Short problem - Find each line with the word "change" and copy it.

Dataset extract -
- - - - - - -

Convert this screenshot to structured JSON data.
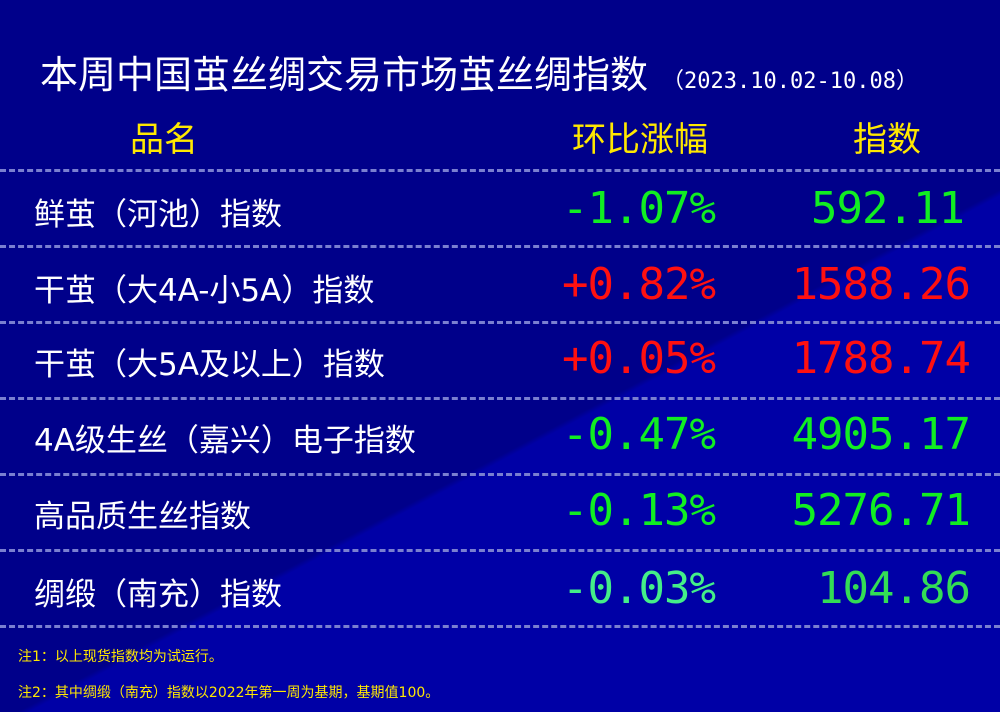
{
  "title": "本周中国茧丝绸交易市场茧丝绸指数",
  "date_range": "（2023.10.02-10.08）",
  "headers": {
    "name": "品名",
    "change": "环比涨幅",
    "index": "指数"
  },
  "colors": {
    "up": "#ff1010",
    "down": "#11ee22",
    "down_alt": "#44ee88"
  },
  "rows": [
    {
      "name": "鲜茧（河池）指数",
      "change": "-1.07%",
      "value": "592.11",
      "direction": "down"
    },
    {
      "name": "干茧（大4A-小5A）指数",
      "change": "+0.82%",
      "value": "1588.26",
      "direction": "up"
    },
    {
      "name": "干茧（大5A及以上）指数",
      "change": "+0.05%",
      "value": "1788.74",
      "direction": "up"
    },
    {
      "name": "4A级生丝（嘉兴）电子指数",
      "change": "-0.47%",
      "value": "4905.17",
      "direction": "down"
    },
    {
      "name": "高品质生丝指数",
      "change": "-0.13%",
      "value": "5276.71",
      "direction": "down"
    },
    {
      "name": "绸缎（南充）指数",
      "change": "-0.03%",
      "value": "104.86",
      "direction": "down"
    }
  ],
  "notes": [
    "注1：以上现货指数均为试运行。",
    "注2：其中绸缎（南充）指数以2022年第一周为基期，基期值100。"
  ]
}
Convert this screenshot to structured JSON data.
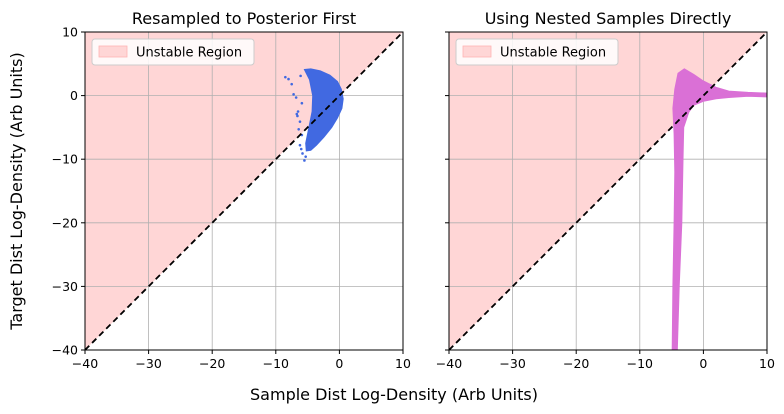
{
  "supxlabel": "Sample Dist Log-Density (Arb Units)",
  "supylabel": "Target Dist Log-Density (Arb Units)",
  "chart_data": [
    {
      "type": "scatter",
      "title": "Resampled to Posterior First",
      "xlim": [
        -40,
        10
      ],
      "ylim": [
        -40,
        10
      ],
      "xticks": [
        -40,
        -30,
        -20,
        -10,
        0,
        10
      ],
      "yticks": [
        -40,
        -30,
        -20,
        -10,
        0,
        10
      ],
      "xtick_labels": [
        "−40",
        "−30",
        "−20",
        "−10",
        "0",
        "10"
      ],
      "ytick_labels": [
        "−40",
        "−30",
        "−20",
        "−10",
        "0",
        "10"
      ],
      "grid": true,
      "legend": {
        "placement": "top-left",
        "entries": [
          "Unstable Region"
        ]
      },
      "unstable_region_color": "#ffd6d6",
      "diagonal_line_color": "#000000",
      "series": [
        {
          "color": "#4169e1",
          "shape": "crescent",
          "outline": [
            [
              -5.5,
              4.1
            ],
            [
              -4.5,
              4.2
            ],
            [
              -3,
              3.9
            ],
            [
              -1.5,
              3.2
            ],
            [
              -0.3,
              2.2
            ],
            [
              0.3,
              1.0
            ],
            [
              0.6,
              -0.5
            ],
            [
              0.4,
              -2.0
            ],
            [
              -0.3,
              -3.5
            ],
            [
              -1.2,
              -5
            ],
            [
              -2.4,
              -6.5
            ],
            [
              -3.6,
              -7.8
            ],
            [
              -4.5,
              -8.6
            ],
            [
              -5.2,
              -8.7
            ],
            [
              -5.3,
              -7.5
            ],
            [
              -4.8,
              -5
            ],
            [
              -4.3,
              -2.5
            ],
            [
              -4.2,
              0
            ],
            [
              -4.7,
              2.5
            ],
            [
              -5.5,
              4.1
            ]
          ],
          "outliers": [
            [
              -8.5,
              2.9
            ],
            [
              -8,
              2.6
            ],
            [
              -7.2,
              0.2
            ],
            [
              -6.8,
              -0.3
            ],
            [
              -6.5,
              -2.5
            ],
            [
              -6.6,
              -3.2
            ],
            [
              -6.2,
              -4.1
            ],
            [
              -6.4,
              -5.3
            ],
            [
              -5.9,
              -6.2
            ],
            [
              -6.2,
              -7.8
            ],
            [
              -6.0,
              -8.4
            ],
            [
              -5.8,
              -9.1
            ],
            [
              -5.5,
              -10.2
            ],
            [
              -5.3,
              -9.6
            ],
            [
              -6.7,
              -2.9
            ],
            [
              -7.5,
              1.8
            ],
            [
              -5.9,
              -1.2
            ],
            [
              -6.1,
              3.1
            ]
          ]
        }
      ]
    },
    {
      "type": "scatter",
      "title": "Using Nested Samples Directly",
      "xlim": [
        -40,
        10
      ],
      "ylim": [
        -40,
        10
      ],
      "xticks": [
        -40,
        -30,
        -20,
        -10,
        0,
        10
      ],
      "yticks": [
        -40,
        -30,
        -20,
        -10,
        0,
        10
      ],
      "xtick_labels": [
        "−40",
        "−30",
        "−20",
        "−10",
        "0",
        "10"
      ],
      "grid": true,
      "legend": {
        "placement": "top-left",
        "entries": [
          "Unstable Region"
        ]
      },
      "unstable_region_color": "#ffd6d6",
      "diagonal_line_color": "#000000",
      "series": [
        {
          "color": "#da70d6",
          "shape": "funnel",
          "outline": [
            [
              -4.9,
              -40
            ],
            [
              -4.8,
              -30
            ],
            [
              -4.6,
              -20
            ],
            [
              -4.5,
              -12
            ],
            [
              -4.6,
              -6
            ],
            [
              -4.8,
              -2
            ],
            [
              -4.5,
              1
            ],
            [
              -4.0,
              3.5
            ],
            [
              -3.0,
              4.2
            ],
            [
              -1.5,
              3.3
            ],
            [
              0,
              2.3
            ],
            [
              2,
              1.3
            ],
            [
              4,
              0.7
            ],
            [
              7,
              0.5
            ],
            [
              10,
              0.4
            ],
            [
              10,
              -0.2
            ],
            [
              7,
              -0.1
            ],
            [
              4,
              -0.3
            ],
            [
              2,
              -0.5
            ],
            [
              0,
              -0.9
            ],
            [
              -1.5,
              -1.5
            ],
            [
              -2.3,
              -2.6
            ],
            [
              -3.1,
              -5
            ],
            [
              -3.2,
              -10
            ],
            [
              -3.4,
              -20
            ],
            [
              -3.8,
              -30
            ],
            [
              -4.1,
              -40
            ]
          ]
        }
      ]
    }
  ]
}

- - - - - - -

Solution to the exercise -
    "change": "环比涨幅",
      "change": "-1.07%",
      "change": "+0.82%",
      "change": "+0.05%",
      "change": "-0.47%",
      "change": "-0.13%",
      "change": "-0.03%",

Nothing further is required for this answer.